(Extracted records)
■ ■ ■
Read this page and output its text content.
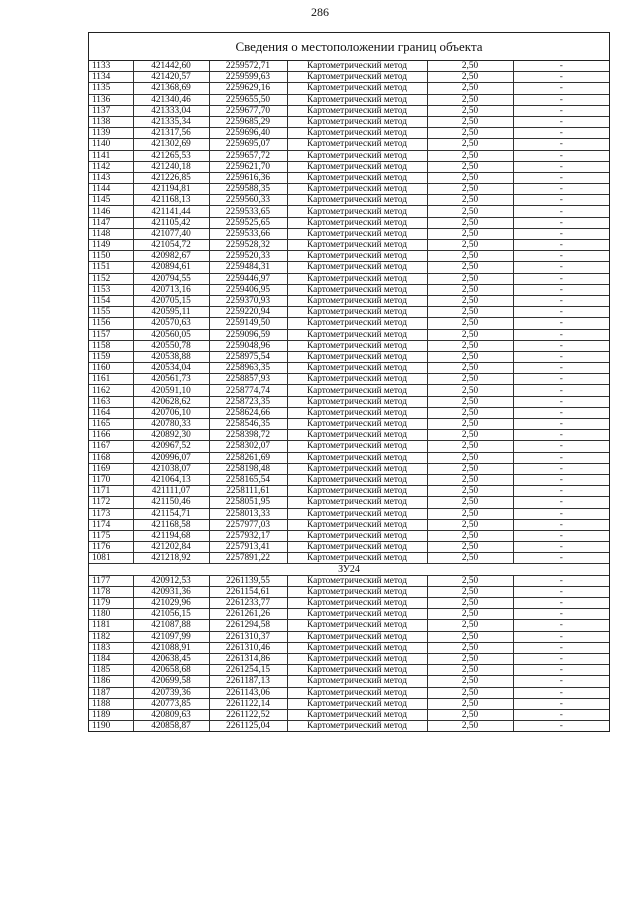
286
Сведения о местоположении границ объекта
1133	421442,60	2259572,71	Картометрический метод	2,50	-
1134	421420,57	2259599,63	Картометрический метод	2,50	-
1135	421368,69	2259629,16	Картометрический метод	2,50	-
1136	421340,46	2259655,50	Картометрический метод	2,50	-
1137	421333,04	2259677,70	Картометрический метод	2,50	-
1138	421335,34	2259685,29	Картометрический метод	2,50	-
1139	421317,56	2259696,40	Картометрический метод	2,50	-
1140	421302,69	2259695,07	Картометрический метод	2,50	-
1141	421265,53	2259657,72	Картометрический метод	2,50	-
1142	421240,18	2259621,70	Картометрический метод	2,50	-
1143	421226,85	2259616,36	Картометрический метод	2,50	-
1144	421194,81	2259588,35	Картометрический метод	2,50	-
1145	421168,13	2259560,33	Картометрический метод	2,50	-
1146	421141,44	2259533,65	Картометрический метод	2,50	-
1147	421105,42	2259525,65	Картометрический метод	2,50	-
1148	421077,40	2259533,66	Картометрический метод	2,50	-
1149	421054,72	2259528,32	Картометрический метод	2,50	-
1150	420982,67	2259520,33	Картометрический метод	2,50	-
1151	420894,61	2259484,31	Картометрический метод	2,50	-
1152	420794,55	2259446,97	Картометрический метод	2,50	-
1153	420713,16	2259406,95	Картометрический метод	2,50	-
1154	420705,15	2259370,93	Картометрический метод	2,50	-
1155	420595,11	2259220,94	Картометрический метод	2,50	-
1156	420570,63	2259149,50	Картометрический метод	2,50	-
1157	420560,05	2259096,59	Картометрический метод	2,50	-
1158	420550,78	2259048,96	Картометрический метод	2,50	-
1159	420538,88	2258975,54	Картометрический метод	2,50	-
1160	420534,04	2258963,35	Картометрический метод	2,50	-
1161	420561,73	2258857,93	Картометрический метод	2,50	-
1162	420591,10	2258774,74	Картометрический метод	2,50	-
1163	420628,62	2258723,35	Картометрический метод	2,50	-
1164	420706,10	2258624,66	Картометрический метод	2,50	-
1165	420780,33	2258546,35	Картометрический метод	2,50	-
1166	420892,30	2258398,72	Картометрический метод	2,50	-
1167	420967,52	2258302,07	Картометрический метод	2,50	-
1168	420996,07	2258261,69	Картометрический метод	2,50	-
1169	421038,07	2258198,48	Картометрический метод	2,50	-
1170	421064,13	2258165,54	Картометрический метод	2,50	-
1171	421111,07	2258111,61	Картометрический метод	2,50	-
1172	421150,46	2258051,95	Картометрический метод	2,50	-
1173	421154,71	2258013,33	Картометрический метод	2,50	-
1174	421168,58	2257977,03	Картометрический метод	2,50	-
1175	421194,68	2257932,17	Картометрический метод	2,50	-
1176	421202,84	2257913,41	Картометрический метод	2,50	-
1081	421218,92	2257891,22	Картометрический метод	2,50	-
ЗУ24					
1177	420912,53	2261139,55	Картометрический метод	2,50	-
1178	420931,36	2261154,61	Картометрический метод	2,50	-
1179	421029,96	2261233,77	Картометрический метод	2,50	-
1180	421056,15	2261261,26	Картометрический метод	2,50	-
1181	421087,88	2261294,58	Картометрический метод	2,50	-
1182	421097,99	2261310,37	Картометрический метод	2,50	-
1183	421088,91	2261310,46	Картометрический метод	2,50	-
1184	420638,45	2261314,86	Картометрический метод	2,50	-
1185	420658,68	2261254,15	Картометрический метод	2,50	-
1186	420699,58	2261187,13	Картометрический метод	2,50	-
1187	420739,36	2261143,06	Картометрический метод	2,50	-
1188	420773,85	2261122,14	Картометрический метод	2,50	-
1189	420809,63	2261122,52	Картометрический метод	2,50	-
1190	420858,87	2261125,04	Картометрический метод	2,50	-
■ ■ ■
> _Given problem_:
Transcribe all the lines above exactly, apart from the pictures.

> _Result below_:
Read this page and output its text content.
286
Сведения о местоположении границ объекта
1133	421442,60	2259572,71	Картометрический метод	2,50	-
1134	421420,57	2259599,63	Картометрический метод	2,50	-
1135	421368,69	2259629,16	Картометрический метод	2,50	-
1136	421340,46	2259655,50	Картометрический метод	2,50	-
1137	421333,04	2259677,70	Картометрический метод	2,50	-
1138	421335,34	2259685,29	Картометрический метод	2,50	-
1139	421317,56	2259696,40	Картометрический метод	2,50	-
1140	421302,69	2259695,07	Картометрический метод	2,50	-
1141	421265,53	2259657,72	Картометрический метод	2,50	-
1142	421240,18	2259621,70	Картометрический метод	2,50	-
1143	421226,85	2259616,36	Картометрический метод	2,50	-
1144	421194,81	2259588,35	Картометрический метод	2,50	-
1145	421168,13	2259560,33	Картометрический метод	2,50	-
1146	421141,44	2259533,65	Картометрический метод	2,50	-
1147	421105,42	2259525,65	Картометрический метод	2,50	-
1148	421077,40	2259533,66	Картометрический метод	2,50	-
1149	421054,72	2259528,32	Картометрический метод	2,50	-
1150	420982,67	2259520,33	Картометрический метод	2,50	-
1151	420894,61	2259484,31	Картометрический метод	2,50	-
1152	420794,55	2259446,97	Картометрический метод	2,50	-
1153	420713,16	2259406,95	Картометрический метод	2,50	-
1154	420705,15	2259370,93	Картометрический метод	2,50	-
1155	420595,11	2259220,94	Картометрический метод	2,50	-
1156	420570,63	2259149,50	Картометрический метод	2,50	-
1157	420560,05	2259096,59	Картометрический метод	2,50	-
1158	420550,78	2259048,96	Картометрический метод	2,50	-
1159	420538,88	2258975,54	Картометрический метод	2,50	-
1160	420534,04	2258963,35	Картометрический метод	2,50	-
1161	420561,73	2258857,93	Картометрический метод	2,50	-
1162	420591,10	2258774,74	Картометрический метод	2,50	-
1163	420628,62	2258723,35	Картометрический метод	2,50	-
1164	420706,10	2258624,66	Картометрический метод	2,50	-
1165	420780,33	2258546,35	Картометрический метод	2,50	-
1166	420892,30	2258398,72	Картометрический метод	2,50	-
1167	420967,52	2258302,07	Картометрический метод	2,50	-
1168	420996,07	2258261,69	Картометрический метод	2,50	-
1169	421038,07	2258198,48	Картометрический метод	2,50	-
1170	421064,13	2258165,54	Картометрический метод	2,50	-
1171	421111,07	2258111,61	Картометрический метод	2,50	-
1172	421150,46	2258051,95	Картометрический метод	2,50	-
1173	421154,71	2258013,33	Картометрический метод	2,50	-
1174	421168,58	2257977,03	Картометрический метод	2,50	-
1175	421194,68	2257932,17	Картометрический метод	2,50	-
1176	421202,84	2257913,41	Картометрический метод	2,50	-
1081	421218,92	2257891,22	Картометрический метод	2,50	-
ЗУ24					
1177	420912,53	2261139,55	Картометрический метод	2,50	-
1178	420931,36	2261154,61	Картометрический метод	2,50	-
1179	421029,96	2261233,77	Картометрический метод	2,50	-
1180	421056,15	2261261,26	Картометрический метод	2,50	-
1181	421087,88	2261294,58	Картометрический метод	2,50	-
1182	421097,99	2261310,37	Картометрический метод	2,50	-
1183	421088,91	2261310,46	Картометрический метод	2,50	-
1184	420638,45	2261314,86	Картометрический метод	2,50	-
1185	420658,68	2261254,15	Картометрический метод	2,50	-
1186	420699,58	2261187,13	Картометрический метод	2,50	-
1187	420739,36	2261143,06	Картометрический метод	2,50	-
1188	420773,85	2261122,14	Картометрический метод	2,50	-
1189	420809,63	2261122,52	Картометрический метод	2,50	-
1190	420858,87	2261125,04	Картометрический метод	2,50	-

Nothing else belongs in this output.